[Excerpts from a figure dataset]

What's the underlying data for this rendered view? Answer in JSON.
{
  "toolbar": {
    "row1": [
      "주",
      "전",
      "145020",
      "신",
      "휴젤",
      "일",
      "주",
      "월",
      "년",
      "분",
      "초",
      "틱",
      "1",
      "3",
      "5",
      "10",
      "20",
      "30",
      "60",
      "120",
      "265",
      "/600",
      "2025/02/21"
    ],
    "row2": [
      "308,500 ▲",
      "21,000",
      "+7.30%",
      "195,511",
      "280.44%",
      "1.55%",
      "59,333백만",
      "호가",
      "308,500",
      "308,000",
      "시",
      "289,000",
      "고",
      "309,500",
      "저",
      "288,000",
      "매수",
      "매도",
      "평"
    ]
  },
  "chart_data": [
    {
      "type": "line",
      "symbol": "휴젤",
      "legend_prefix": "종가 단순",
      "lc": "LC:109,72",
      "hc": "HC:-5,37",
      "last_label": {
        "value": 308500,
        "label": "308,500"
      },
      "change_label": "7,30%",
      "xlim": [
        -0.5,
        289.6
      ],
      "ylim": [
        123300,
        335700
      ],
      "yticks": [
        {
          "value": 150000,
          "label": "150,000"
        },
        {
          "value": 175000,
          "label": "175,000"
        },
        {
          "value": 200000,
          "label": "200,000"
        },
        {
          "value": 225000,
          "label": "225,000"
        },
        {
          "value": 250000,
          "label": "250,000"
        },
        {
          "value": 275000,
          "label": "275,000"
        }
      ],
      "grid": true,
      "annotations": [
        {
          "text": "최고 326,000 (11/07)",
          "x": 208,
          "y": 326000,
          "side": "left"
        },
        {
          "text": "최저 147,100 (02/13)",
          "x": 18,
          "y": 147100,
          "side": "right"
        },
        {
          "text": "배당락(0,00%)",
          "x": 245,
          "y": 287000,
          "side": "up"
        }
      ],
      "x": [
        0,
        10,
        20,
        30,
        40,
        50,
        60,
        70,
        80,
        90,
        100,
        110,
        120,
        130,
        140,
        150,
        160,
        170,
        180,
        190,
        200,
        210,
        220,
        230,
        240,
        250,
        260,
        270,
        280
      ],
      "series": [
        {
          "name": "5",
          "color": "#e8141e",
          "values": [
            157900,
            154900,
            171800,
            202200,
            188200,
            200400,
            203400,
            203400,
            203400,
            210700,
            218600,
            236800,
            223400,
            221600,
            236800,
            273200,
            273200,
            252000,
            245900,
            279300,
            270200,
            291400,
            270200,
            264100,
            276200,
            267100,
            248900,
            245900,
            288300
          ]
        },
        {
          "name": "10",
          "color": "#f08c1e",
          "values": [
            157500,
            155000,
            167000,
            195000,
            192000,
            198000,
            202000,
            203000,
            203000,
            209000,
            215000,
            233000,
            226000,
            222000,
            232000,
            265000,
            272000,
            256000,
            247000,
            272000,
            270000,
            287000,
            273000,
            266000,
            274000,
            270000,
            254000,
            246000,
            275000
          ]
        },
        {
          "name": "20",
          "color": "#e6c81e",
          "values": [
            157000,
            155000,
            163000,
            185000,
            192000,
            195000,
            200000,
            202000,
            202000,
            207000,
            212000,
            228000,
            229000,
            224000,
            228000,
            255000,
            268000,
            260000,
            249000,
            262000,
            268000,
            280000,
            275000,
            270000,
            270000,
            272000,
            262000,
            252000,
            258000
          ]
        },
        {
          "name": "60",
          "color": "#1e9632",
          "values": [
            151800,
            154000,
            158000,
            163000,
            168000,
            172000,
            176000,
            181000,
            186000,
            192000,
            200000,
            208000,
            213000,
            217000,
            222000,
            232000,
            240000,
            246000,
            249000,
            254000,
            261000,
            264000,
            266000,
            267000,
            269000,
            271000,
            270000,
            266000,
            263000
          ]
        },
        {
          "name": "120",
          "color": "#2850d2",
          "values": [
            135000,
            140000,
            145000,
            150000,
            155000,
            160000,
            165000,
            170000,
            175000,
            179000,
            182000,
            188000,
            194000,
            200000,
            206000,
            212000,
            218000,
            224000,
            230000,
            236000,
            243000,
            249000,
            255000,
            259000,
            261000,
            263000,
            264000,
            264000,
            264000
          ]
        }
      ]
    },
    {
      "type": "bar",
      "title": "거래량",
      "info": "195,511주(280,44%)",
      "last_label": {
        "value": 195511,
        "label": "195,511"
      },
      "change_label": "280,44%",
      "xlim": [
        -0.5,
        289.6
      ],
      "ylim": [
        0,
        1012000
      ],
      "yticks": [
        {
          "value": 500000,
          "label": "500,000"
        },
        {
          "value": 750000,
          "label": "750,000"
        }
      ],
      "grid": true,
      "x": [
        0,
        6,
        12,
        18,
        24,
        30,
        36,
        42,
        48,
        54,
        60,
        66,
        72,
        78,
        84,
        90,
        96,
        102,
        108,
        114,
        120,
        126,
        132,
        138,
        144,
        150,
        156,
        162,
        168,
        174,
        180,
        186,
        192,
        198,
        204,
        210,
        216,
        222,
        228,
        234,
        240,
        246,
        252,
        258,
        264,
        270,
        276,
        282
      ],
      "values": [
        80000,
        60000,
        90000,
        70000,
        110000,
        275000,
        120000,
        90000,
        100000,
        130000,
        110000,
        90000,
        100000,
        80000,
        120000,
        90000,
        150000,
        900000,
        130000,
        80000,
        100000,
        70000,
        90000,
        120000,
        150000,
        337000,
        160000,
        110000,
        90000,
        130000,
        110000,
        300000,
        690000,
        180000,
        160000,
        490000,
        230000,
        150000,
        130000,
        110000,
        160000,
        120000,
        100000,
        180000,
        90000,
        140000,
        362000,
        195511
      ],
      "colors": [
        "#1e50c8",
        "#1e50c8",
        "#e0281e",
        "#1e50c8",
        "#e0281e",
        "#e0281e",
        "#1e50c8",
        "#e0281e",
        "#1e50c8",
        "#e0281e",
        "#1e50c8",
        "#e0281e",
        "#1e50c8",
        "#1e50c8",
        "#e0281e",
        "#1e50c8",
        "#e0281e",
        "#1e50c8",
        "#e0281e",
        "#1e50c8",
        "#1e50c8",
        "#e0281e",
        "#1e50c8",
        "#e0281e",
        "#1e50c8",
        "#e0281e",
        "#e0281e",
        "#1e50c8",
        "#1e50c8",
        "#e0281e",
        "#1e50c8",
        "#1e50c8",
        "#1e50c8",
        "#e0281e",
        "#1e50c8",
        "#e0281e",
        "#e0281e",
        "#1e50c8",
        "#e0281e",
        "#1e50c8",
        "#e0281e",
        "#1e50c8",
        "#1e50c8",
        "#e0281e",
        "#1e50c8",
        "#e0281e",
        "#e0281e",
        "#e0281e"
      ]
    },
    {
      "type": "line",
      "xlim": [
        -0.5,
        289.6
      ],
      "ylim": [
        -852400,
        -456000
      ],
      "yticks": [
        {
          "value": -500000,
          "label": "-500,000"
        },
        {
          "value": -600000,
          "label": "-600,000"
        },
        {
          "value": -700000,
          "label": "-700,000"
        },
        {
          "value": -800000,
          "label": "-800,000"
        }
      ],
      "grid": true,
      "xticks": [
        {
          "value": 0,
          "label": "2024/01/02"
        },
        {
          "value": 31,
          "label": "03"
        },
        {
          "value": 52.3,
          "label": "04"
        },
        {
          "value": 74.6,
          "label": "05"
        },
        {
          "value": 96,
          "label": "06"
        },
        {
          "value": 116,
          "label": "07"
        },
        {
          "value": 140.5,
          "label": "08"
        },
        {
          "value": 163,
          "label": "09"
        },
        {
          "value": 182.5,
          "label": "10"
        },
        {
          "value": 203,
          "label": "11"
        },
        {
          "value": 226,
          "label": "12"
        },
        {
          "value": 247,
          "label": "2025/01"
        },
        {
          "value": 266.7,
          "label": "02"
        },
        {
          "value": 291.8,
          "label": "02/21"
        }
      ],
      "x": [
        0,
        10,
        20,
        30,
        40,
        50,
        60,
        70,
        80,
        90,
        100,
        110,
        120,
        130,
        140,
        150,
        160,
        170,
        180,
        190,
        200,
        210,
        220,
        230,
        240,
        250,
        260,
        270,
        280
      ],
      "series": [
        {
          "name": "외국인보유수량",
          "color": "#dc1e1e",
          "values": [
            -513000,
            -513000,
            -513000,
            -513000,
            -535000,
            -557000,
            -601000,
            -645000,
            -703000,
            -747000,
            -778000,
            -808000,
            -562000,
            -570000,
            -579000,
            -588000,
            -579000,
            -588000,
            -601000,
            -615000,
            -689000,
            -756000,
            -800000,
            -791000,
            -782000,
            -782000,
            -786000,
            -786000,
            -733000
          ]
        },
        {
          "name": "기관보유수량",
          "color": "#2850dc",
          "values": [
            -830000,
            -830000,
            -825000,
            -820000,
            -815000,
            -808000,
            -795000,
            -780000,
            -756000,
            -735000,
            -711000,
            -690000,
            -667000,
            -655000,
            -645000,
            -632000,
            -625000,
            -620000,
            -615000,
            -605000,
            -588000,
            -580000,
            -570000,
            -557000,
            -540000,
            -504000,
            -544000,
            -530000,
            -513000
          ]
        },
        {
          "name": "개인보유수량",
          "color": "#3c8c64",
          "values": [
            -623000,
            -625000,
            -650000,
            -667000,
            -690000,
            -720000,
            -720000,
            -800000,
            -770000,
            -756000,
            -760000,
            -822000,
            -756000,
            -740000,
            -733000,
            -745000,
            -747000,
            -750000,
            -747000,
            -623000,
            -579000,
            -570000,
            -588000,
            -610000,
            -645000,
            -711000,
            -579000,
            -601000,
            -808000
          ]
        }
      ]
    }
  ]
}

*Prompt*
Give the number of lines that carry the word "name", with nothing added.

*Expected answer*
8